++++ Stored data
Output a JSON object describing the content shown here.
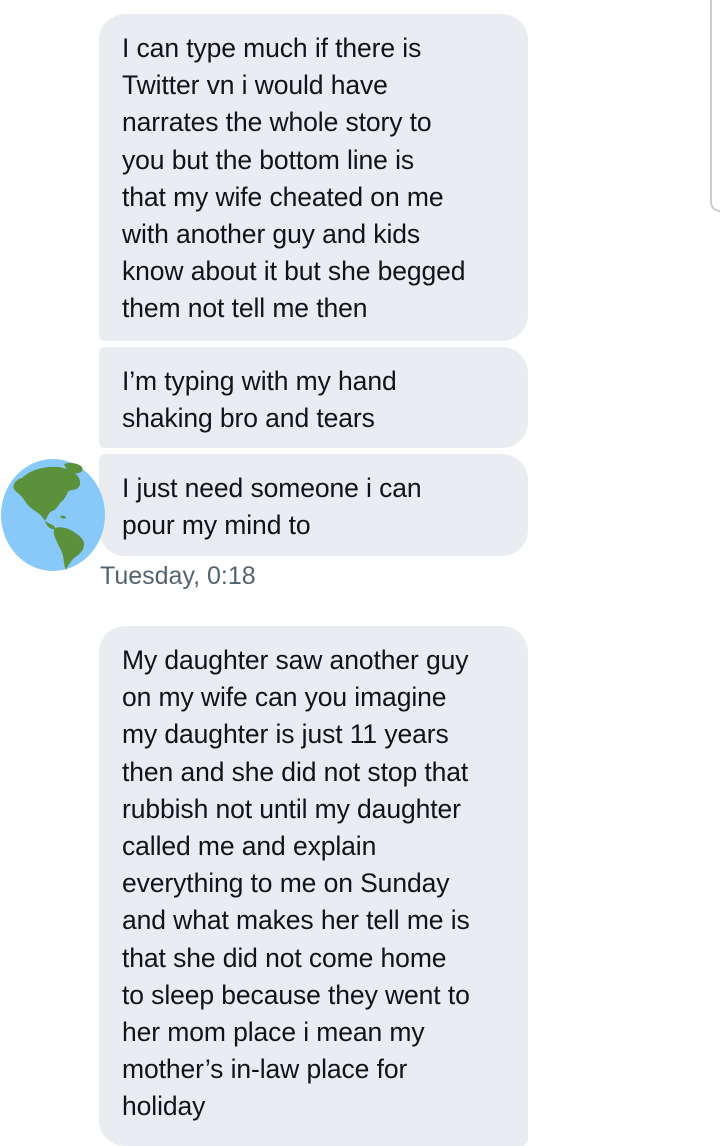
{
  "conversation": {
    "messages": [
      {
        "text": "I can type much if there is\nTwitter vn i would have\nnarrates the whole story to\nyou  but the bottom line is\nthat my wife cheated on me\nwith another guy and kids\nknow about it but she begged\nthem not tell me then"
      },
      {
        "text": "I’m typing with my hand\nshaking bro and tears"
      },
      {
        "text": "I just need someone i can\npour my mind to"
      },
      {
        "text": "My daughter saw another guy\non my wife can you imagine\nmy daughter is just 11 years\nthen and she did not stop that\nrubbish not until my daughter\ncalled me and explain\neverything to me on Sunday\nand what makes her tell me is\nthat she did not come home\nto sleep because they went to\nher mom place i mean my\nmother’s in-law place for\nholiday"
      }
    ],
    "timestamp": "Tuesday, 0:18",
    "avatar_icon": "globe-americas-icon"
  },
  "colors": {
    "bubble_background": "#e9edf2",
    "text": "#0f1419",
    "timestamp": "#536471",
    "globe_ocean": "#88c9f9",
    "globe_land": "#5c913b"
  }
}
++++++++
Written request: Give only the number of lines in the material above that include the word "just".

Solution for this exercise: 2